** Begin Excerpted data **

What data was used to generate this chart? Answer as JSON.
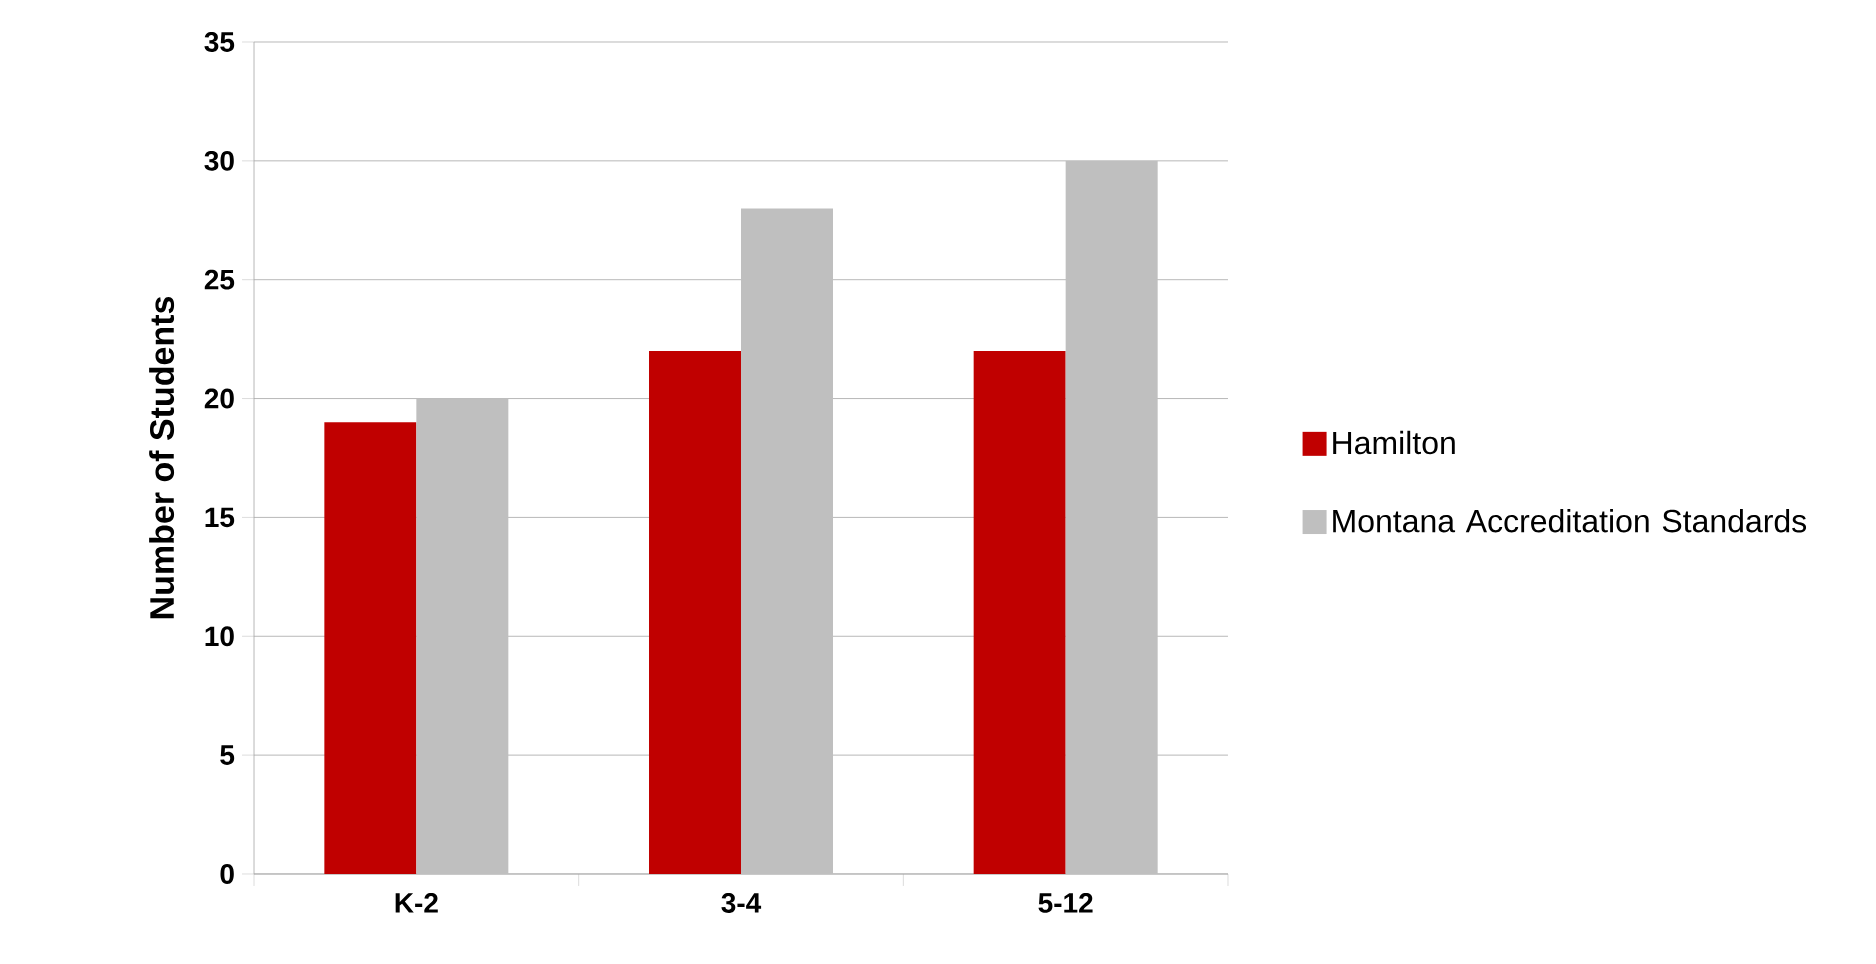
{
  "chart_data": {
    "type": "bar",
    "ylabel": "Number of Students",
    "categories": [
      "K-2",
      "3-4",
      "5-12"
    ],
    "series": [
      {
        "name": "Hamilton",
        "color": "#c00000",
        "values": [
          19,
          22,
          22
        ]
      },
      {
        "name": "Montana Accreditation Standards",
        "color": "#bfbfbf",
        "values": [
          20,
          28,
          30
        ]
      }
    ],
    "ylim": [
      0,
      35
    ],
    "yticks": [
      0,
      5,
      10,
      15,
      20,
      25,
      30,
      35
    ],
    "grid": "y",
    "legend": "right"
  }
}
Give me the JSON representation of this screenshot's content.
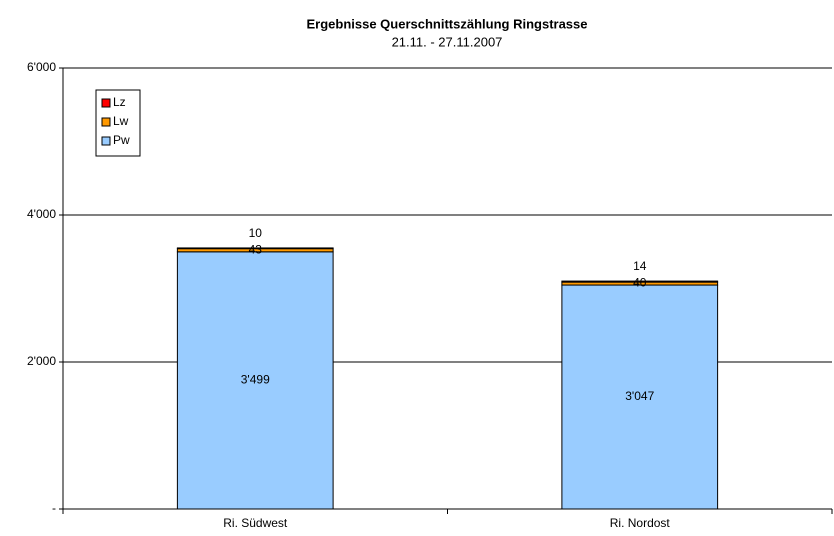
{
  "chart_data": {
    "type": "stacked_bar",
    "title": "Ergebnisse Querschnittszählung Ringstrasse",
    "subtitle": "21.11. - 27.11.2007",
    "categories": [
      "Ri. Südwest",
      "Ri. Nordost"
    ],
    "series": [
      {
        "name": "Pw",
        "color": "#99ccff",
        "values": [
          3499,
          3047
        ],
        "value_labels": [
          "3'499",
          "3'047"
        ]
      },
      {
        "name": "Lw",
        "color": "#ff9900",
        "values": [
          43,
          40
        ]
      },
      {
        "name": "Lz",
        "color": "#ff0000",
        "values": [
          10,
          14
        ]
      }
    ],
    "ylim": [
      0,
      6000
    ],
    "yticks": [
      {
        "value": 0,
        "label": "-"
      },
      {
        "value": 2000,
        "label": "2'000"
      },
      {
        "value": 4000,
        "label": "4'000"
      },
      {
        "value": 6000,
        "label": "6'000"
      }
    ],
    "grid": true,
    "legend": "top-left"
  }
}
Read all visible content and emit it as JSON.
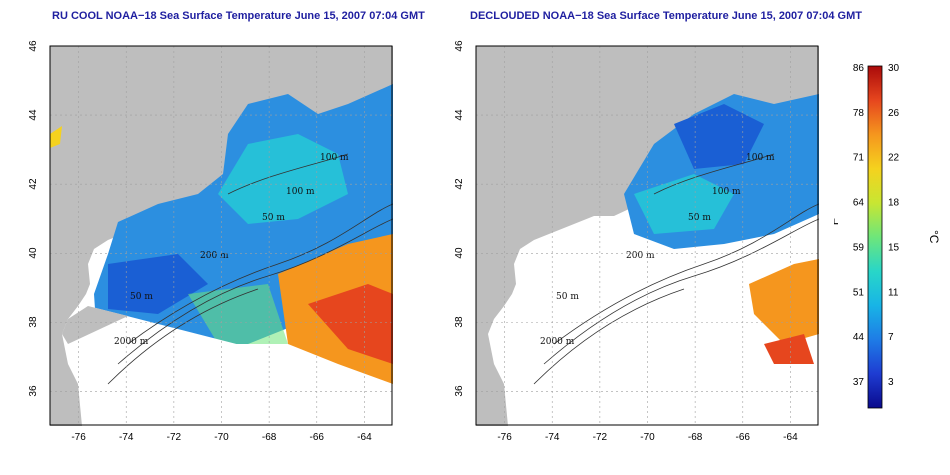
{
  "maps": [
    {
      "title": "RU COOL NOAA−18 Sea Surface Temperature June 15, 2007 07:04 GMT",
      "variant": "raw"
    },
    {
      "title": "DECLOUDED NOAA−18 Sea Surface Temperature June 15, 2007 07:04 GMT",
      "variant": "declouded"
    }
  ],
  "axes": {
    "lon_ticks": [
      "-76",
      "-74",
      "-72",
      "-70",
      "-68",
      "-66",
      "-64"
    ],
    "lat_ticks": [
      "36",
      "38",
      "40",
      "42",
      "44",
      "46"
    ],
    "lon_range": [
      -77.2,
      -62.8
    ],
    "lat_range": [
      35.0,
      46.0
    ]
  },
  "contours": {
    "labels_left": [
      "100 m",
      "100 m",
      "50 m",
      "200 m",
      "50 m",
      "2000 m"
    ],
    "labels_right": [
      "100 m",
      "100 m",
      "50 m",
      "200 m",
      "50 m",
      "2000 m"
    ]
  },
  "colorbar": {
    "f_ticks": [
      "86",
      "78",
      "71",
      "64",
      "59",
      "51",
      "44",
      "37"
    ],
    "c_ticks": [
      "30",
      "26",
      "22",
      "18",
      "15",
      "11",
      "7",
      "3"
    ],
    "f_unit": "°F",
    "c_unit": "°C",
    "colors": [
      "#0a0a8c",
      "#1e3cd2",
      "#1e7ce6",
      "#18b4e6",
      "#28d6c8",
      "#6ee67a",
      "#c8e632",
      "#f5d21e",
      "#f5961e",
      "#e6461e",
      "#aa0a0a"
    ]
  },
  "colors": {
    "land": "#bebebe",
    "ocean_blank": "#ffffff",
    "title": "#1f1fa0",
    "grid": "#a0a0a0"
  }
}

** End Excerpted data **

Description of the task
In the listing above, count each line that holds the string "this". Give the number only.

Finished task
2